**The problem:**
From the entries below, extract every line that includes the word "Current".

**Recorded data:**
::::::::::
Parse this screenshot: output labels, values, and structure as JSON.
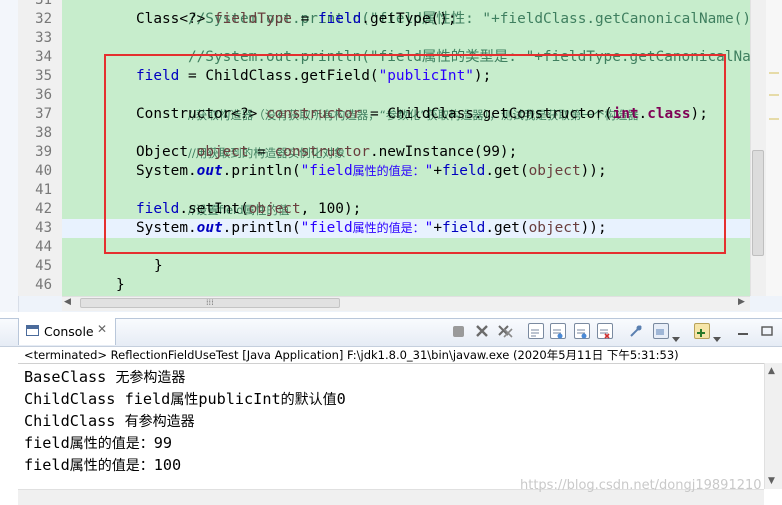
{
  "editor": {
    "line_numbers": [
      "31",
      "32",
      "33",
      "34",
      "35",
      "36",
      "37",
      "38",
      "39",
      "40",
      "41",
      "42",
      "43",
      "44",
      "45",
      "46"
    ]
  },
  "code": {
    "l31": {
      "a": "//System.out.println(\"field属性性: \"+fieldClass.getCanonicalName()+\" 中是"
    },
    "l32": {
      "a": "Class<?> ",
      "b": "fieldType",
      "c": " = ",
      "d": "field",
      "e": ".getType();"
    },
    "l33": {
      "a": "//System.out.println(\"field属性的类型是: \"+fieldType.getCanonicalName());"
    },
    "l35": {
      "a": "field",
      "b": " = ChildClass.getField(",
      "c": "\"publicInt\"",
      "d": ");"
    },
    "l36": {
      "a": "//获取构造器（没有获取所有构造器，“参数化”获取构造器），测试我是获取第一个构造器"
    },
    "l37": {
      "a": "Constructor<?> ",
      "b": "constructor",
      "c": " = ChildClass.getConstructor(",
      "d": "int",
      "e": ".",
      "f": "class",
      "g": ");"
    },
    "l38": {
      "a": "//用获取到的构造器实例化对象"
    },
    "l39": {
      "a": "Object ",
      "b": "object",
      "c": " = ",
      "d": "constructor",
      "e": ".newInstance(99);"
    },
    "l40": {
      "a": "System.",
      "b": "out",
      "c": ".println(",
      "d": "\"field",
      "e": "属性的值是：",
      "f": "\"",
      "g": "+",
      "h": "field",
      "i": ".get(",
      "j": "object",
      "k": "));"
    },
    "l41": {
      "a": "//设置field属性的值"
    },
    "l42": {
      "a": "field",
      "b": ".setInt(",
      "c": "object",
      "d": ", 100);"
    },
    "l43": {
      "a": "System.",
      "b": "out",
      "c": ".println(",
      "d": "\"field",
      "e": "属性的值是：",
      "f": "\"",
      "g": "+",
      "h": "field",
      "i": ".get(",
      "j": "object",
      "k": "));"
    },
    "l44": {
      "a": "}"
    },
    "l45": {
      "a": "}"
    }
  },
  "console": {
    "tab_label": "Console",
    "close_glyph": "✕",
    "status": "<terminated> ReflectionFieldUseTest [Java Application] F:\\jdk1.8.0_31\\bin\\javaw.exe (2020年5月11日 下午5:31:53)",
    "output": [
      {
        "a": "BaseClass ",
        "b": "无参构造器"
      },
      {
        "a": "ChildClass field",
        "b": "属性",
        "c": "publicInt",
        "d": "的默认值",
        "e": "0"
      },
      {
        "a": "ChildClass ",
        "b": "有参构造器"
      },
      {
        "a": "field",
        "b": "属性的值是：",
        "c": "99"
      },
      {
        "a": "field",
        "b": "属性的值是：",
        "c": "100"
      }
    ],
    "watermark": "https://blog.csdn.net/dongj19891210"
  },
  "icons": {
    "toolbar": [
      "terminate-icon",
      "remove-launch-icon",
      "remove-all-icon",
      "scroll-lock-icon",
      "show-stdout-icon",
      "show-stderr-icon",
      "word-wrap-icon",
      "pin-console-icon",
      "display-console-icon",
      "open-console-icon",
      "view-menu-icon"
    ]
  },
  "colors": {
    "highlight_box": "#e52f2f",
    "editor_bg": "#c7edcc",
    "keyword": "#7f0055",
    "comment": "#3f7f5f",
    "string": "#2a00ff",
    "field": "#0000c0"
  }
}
::::::::::
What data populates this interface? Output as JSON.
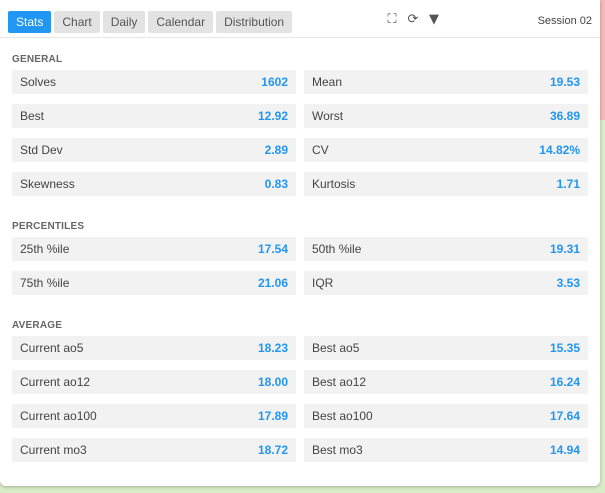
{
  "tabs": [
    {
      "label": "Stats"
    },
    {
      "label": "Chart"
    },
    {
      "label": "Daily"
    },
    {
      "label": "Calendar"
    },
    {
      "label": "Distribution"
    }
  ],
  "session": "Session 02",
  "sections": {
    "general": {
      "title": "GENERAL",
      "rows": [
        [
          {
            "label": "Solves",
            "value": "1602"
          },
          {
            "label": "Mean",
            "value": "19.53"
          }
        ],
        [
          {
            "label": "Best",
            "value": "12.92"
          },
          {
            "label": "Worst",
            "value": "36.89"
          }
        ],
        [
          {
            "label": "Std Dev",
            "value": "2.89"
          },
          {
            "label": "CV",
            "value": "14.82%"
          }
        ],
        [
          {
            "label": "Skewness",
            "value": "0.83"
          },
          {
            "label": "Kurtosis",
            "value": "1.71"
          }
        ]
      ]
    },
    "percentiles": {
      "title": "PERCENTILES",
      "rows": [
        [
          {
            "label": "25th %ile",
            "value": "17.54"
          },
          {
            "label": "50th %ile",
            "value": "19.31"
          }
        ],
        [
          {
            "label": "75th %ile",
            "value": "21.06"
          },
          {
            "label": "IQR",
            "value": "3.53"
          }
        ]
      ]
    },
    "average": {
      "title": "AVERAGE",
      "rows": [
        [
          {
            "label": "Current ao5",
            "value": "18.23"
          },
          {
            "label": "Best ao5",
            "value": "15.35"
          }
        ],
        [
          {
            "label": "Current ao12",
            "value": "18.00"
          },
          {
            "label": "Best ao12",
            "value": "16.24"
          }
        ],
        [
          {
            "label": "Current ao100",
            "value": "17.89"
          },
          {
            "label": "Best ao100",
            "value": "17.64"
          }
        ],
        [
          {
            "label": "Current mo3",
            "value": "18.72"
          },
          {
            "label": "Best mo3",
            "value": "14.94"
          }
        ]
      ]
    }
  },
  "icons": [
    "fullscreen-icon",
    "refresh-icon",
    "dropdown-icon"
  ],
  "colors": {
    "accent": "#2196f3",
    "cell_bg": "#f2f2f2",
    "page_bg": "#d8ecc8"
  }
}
::::::::::
**Task response:**
            "label": "Current ao5",
            "label": "Current ao12",
            "label": "Current ao100",
            "label": "Current mo3",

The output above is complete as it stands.